Input records:
-- BEGIN --

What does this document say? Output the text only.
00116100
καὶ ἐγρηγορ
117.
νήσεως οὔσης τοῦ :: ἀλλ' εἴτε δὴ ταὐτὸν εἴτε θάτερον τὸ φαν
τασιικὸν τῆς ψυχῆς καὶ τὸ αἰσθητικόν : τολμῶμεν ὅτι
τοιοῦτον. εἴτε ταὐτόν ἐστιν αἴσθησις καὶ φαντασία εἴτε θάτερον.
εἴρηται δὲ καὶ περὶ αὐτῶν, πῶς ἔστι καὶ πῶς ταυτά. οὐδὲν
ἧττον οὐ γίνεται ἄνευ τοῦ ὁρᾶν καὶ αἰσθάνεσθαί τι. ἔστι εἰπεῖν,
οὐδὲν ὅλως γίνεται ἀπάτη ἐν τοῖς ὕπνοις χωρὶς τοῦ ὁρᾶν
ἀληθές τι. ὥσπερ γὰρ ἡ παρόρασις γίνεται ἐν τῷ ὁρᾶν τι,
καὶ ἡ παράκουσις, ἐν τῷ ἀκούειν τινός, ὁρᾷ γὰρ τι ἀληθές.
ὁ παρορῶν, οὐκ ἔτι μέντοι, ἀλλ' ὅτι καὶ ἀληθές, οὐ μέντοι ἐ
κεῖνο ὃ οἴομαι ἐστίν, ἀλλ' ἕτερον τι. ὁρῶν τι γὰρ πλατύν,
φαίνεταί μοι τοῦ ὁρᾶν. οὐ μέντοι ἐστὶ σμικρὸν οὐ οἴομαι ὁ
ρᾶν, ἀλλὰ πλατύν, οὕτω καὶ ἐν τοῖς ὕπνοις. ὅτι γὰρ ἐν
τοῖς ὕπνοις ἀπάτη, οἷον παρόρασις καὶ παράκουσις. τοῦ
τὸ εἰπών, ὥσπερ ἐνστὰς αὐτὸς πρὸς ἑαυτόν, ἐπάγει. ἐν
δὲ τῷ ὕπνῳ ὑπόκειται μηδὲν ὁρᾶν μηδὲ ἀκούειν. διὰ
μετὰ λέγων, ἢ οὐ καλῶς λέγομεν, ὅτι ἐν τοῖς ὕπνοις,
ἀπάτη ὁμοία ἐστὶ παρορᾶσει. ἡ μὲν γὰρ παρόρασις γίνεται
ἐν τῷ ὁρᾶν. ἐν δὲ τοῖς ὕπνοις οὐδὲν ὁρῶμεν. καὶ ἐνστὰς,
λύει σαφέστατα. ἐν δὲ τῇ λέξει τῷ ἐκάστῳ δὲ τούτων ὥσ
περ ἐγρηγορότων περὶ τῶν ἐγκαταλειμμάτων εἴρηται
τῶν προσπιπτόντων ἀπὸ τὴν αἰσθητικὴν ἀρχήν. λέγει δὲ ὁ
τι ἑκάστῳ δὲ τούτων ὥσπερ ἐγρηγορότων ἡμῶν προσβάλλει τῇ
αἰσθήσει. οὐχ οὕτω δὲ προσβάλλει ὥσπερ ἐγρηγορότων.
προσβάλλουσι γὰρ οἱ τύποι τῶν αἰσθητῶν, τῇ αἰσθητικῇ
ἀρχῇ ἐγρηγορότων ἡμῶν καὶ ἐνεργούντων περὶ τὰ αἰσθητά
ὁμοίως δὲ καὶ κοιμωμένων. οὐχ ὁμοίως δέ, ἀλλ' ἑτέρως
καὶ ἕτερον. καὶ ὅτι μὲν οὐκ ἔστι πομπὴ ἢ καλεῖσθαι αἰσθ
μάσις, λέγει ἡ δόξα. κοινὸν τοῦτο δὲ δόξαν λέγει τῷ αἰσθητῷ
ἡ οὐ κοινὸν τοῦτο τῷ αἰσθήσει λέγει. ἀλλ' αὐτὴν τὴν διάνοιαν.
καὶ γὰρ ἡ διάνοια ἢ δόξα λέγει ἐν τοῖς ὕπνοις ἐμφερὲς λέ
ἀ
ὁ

-- END --

Required task: Word for word, write out the data.

Response to the exercise:
What does this document say? Output the text only.
00116100
καὶ ἐγρηγορ
117.
νήσεως οὔσης τοῦ :: ἀλλ' εἴτε δὴ ταὐτὸν εἴτε θάτερον τὸ φαν
τασιικὸν τῆς ψυχῆς καὶ τὸ αἰσθητικόν : τολμῶμεν ὅτι
τοιοῦτον. εἴτε ταὐτόν ἐστιν αἴσθησις καὶ φαντασία εἴτε θάτερον.
εἴρηται δὲ καὶ περὶ αὐτῶν, πῶς ἔστι καὶ πῶς ταυτά. οὐδὲν
ἧττον οὐ γίνεται ἄνευ τοῦ ὁρᾶν καὶ αἰσθάνεσθαί τι. ἔστι εἰπεῖν,
οὐδὲν ὅλως γίνεται ἀπάτη ἐν τοῖς ὕπνοις χωρὶς τοῦ ὁρᾶν
ἀληθές τι. ὥσπερ γὰρ ἡ παρόρασις γίνεται ἐν τῷ ὁρᾶν τι,
καὶ ἡ παράκουσις, ἐν τῷ ἀκούειν τινός, ὁρᾷ γὰρ τι ἀληθές.
ὁ παρορῶν, οὐκ ἔτι μέντοι, ἀλλ' ὅτι καὶ ἀληθές, οὐ μέντοι ἐ
κεῖνο ὃ οἴομαι ἐστίν, ἀλλ' ἕτερον τι. ὁρῶν τι γὰρ πλατύν,
φαίνεταί μοι τοῦ ὁρᾶν. οὐ μέντοι ἐστὶ σμικρὸν οὐ οἴομαι ὁ
ρᾶν, ἀλλὰ πλατύν, οὕτω καὶ ἐν τοῖς ὕπνοις. ὅτι γὰρ ἐν
τοῖς ὕπνοις ἀπάτη, οἷον παρόρασις καὶ παράκουσις. τοῦ
τὸ εἰπών, ὥσπερ ἐνστὰς αὐτὸς πρὸς ἑαυτόν, ἐπάγει. ἐν
δὲ τῷ ὕπνῳ ὑπόκειται μηδὲν ὁρᾶν μηδὲ ἀκούειν. διὰ
μετὰ λέγων, ἢ οὐ καλῶς λέγομεν, ὅτι ἐν τοῖς ὕπνοις,
ἀπάτη ὁμοία ἐστὶ παρορᾶσει. ἡ μὲν γὰρ παρόρασις γίνεται
ἐν τῷ ὁρᾶν. ἐν δὲ τοῖς ὕπνοις οὐδὲν ὁρῶμεν. καὶ ἐνστὰς,
λύει σαφέστατα. ἐν δὲ τῇ λέξει τῷ ἐκάστῳ δὲ τούτων ὥσ
περ ἐγρηγορότων περὶ τῶν ἐγκαταλειμμάτων εἴρηται
τῶν προσπιπτόντων ἀπὸ τὴν αἰσθητικὴν ἀρχήν. λέγει δὲ ὁ
τι ἑκάστῳ δὲ τούτων ὥσπερ ἐγρηγορότων ἡμῶν προσβάλλει τῇ
αἰσθήσει. οὐχ οὕτω δὲ προσβάλλει ὥσπερ ἐγρηγορότων.
προσβάλλουσι γὰρ οἱ τύποι τῶν αἰσθητῶν, τῇ αἰσθητικῇ
ἀρχῇ ἐγρηγορότων ἡμῶν καὶ ἐνεργούντων περὶ τὰ αἰσθητά
ὁμοίως δὲ καὶ κοιμωμένων. οὐχ ὁμοίως δέ, ἀλλ' ἑτέρως
καὶ ἕτερον. καὶ ὅτι μὲν οὐκ ἔστι πομπὴ ἢ καλεῖσθαι αἰσθ
μάσις, λέγει ἡ δόξα. κοινὸν τοῦτο δὲ δόξαν λέγει τῷ αἰσθητῷ
ἡ οὐ κοινὸν τοῦτο τῷ αἰσθήσει λέγει. ἀλλ' αὐτὴν τὴν διάνοιαν.
καὶ γὰρ ἡ διάνοια ἢ δόξα λέγει ἐν τοῖς ὕπνοις ἐμφερὲς λέ
ἀ
ὁ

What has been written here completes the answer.